Figure contents as structured data:
□ □ □

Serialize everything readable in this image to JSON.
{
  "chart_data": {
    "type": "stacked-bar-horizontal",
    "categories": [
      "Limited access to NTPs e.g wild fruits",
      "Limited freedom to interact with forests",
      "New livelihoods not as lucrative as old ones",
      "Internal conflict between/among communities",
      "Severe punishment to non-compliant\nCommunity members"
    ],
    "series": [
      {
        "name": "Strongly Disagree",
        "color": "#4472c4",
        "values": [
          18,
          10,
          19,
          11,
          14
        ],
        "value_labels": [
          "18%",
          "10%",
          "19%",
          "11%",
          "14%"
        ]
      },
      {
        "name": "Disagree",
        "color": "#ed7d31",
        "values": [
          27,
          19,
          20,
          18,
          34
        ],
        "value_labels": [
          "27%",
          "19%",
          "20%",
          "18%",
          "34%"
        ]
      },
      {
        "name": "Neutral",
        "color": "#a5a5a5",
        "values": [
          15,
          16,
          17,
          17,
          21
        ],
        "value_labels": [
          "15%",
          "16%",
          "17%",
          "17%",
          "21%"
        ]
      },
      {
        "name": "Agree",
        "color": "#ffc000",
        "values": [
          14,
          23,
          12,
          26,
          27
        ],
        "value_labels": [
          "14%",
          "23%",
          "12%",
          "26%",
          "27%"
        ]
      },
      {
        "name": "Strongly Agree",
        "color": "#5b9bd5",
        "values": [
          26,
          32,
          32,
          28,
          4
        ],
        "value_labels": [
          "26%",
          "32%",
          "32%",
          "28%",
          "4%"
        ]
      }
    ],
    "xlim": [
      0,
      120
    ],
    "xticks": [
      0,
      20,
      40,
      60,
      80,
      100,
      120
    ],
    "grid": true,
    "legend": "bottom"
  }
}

□ □ □

To do:
Exactly reproduce every line found in the records.

Expected answer:
Serialize everything readable in this image to JSON.
{
  "chart_data": {
    "type": "stacked-bar-horizontal",
    "categories": [
      "Limited access to NTPs e.g wild fruits",
      "Limited freedom to interact with forests",
      "New livelihoods not as lucrative as old ones",
      "Internal conflict between/among communities",
      "Severe punishment to non-compliant\nCommunity members"
    ],
    "series": [
      {
        "name": "Strongly Disagree",
        "color": "#4472c4",
        "values": [
          18,
          10,
          19,
          11,
          14
        ],
        "value_labels": [
          "18%",
          "10%",
          "19%",
          "11%",
          "14%"
        ]
      },
      {
        "name": "Disagree",
        "color": "#ed7d31",
        "values": [
          27,
          19,
          20,
          18,
          34
        ],
        "value_labels": [
          "27%",
          "19%",
          "20%",
          "18%",
          "34%"
        ]
      },
      {
        "name": "Neutral",
        "color": "#a5a5a5",
        "values": [
          15,
          16,
          17,
          17,
          21
        ],
        "value_labels": [
          "15%",
          "16%",
          "17%",
          "17%",
          "21%"
        ]
      },
      {
        "name": "Agree",
        "color": "#ffc000",
        "values": [
          14,
          23,
          12,
          26,
          27
        ],
        "value_labels": [
          "14%",
          "23%",
          "12%",
          "26%",
          "27%"
        ]
      },
      {
        "name": "Strongly Agree",
        "color": "#5b9bd5",
        "values": [
          26,
          32,
          32,
          28,
          4
        ],
        "value_labels": [
          "26%",
          "32%",
          "32%",
          "28%",
          "4%"
        ]
      }
    ],
    "xlim": [
      0,
      120
    ],
    "xticks": [
      0,
      20,
      40,
      60,
      80,
      100,
      120
    ],
    "grid": true,
    "legend": "bottom"
  }
}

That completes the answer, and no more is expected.